### WHAT IS ASKED:
Copy the data precisely, character for character, and leave out every picture.

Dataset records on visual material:
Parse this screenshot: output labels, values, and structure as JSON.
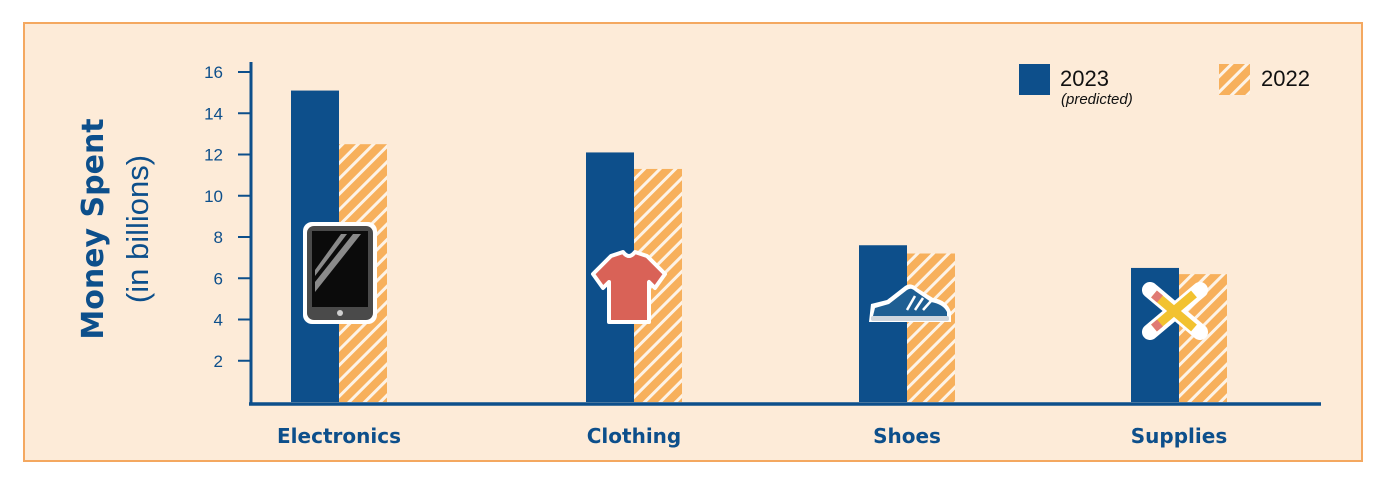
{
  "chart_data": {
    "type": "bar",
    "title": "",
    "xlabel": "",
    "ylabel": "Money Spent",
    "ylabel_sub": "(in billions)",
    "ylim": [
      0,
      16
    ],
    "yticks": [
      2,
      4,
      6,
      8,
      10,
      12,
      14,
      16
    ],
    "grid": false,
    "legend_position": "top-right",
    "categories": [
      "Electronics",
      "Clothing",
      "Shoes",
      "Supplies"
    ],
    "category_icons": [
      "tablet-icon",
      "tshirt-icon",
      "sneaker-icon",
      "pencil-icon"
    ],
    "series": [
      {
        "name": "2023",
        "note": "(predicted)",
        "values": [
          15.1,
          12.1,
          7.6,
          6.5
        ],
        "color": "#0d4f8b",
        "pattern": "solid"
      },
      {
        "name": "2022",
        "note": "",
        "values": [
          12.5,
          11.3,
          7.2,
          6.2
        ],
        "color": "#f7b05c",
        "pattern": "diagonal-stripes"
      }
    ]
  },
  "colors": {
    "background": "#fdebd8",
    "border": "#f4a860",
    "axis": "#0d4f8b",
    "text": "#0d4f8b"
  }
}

### TASK RESPONSE:
Parse this screenshot: output labels, values, and structure as JSON.
{
  "chart_data": {
    "type": "bar",
    "title": "",
    "xlabel": "",
    "ylabel": "Money Spent",
    "ylabel_sub": "(in billions)",
    "ylim": [
      0,
      16
    ],
    "yticks": [
      2,
      4,
      6,
      8,
      10,
      12,
      14,
      16
    ],
    "grid": false,
    "legend_position": "top-right",
    "categories": [
      "Electronics",
      "Clothing",
      "Shoes",
      "Supplies"
    ],
    "category_icons": [
      "tablet-icon",
      "tshirt-icon",
      "sneaker-icon",
      "pencil-icon"
    ],
    "series": [
      {
        "name": "2023",
        "note": "(predicted)",
        "values": [
          15.1,
          12.1,
          7.6,
          6.5
        ],
        "color": "#0d4f8b",
        "pattern": "solid"
      },
      {
        "name": "2022",
        "note": "",
        "values": [
          12.5,
          11.3,
          7.2,
          6.2
        ],
        "color": "#f7b05c",
        "pattern": "diagonal-stripes"
      }
    ]
  },
  "colors": {
    "background": "#fdebd8",
    "border": "#f4a860",
    "axis": "#0d4f8b",
    "text": "#0d4f8b"
  }
}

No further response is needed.